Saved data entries
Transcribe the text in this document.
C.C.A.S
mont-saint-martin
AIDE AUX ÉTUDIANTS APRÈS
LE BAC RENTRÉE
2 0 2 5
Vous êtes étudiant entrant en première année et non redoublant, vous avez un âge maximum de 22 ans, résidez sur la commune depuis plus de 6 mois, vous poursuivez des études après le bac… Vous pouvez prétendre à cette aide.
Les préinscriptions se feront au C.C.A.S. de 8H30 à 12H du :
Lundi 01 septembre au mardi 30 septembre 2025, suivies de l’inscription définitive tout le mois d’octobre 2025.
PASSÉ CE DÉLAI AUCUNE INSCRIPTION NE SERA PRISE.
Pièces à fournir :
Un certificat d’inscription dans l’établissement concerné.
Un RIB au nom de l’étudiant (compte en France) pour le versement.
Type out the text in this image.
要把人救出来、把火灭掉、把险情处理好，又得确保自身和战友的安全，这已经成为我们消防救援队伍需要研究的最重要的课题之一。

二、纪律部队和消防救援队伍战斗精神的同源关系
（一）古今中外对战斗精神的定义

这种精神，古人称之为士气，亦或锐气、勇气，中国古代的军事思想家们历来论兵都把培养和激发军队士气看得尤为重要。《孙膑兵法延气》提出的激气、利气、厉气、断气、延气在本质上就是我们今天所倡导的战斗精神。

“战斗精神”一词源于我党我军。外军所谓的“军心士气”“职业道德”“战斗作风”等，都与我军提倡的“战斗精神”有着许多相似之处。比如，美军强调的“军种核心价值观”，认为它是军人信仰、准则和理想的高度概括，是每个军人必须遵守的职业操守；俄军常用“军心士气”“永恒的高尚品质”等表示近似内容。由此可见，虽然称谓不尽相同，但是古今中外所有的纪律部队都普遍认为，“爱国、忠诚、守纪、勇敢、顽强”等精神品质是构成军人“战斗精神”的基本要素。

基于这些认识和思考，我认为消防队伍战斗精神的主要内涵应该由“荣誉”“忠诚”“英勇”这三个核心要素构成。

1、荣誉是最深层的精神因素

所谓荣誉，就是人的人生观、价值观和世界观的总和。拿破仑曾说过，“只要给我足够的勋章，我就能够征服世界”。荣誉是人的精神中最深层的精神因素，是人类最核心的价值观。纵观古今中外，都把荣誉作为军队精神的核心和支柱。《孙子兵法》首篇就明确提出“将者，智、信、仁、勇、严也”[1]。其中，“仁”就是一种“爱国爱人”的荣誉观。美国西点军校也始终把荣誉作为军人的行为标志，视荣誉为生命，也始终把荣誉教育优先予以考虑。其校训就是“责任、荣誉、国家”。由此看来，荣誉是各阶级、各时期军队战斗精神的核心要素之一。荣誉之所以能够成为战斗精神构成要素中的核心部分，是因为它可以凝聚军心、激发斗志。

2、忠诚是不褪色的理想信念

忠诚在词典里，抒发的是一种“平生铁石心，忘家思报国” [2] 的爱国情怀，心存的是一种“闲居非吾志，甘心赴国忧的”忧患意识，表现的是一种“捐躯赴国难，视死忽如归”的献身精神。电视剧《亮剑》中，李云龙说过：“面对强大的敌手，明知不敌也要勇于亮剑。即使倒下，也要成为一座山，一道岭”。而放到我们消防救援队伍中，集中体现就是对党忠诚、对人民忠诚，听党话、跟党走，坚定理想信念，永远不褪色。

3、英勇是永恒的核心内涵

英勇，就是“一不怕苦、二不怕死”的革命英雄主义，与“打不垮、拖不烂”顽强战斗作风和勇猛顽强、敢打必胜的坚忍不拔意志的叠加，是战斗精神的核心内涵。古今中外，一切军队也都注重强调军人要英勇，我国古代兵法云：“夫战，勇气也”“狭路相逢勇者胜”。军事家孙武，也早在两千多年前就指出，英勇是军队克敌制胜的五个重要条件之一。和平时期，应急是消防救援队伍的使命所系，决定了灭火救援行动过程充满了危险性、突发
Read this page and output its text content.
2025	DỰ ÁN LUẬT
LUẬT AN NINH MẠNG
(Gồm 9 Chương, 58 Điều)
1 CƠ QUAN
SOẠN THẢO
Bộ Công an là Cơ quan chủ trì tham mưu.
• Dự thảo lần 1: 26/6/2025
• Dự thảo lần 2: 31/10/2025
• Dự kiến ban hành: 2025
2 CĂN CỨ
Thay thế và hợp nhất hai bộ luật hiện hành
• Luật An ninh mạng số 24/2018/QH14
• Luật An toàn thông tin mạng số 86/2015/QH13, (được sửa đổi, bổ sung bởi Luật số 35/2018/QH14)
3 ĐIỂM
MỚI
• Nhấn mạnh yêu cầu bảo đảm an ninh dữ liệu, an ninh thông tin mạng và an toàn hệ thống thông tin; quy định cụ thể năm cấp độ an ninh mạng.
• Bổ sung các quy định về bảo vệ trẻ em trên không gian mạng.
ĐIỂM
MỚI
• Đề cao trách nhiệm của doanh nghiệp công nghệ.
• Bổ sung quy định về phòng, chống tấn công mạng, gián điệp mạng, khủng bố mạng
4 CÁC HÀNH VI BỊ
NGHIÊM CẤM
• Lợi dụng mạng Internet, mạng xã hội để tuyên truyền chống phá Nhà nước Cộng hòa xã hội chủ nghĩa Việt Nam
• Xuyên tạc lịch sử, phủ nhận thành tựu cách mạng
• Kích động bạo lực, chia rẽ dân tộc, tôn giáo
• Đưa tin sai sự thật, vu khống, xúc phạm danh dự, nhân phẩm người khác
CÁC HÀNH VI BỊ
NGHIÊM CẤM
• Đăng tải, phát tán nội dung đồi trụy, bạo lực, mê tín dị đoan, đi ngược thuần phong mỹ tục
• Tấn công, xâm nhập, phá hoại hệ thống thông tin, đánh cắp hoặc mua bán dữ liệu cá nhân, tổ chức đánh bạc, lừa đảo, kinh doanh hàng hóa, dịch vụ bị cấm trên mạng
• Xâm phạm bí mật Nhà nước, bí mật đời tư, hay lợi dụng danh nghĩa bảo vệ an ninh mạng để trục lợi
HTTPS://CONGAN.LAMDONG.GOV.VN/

(What this task involves)
Looking at the entries above, state how many lines contain "toàn"; give the number alone.

(Problem solution)
2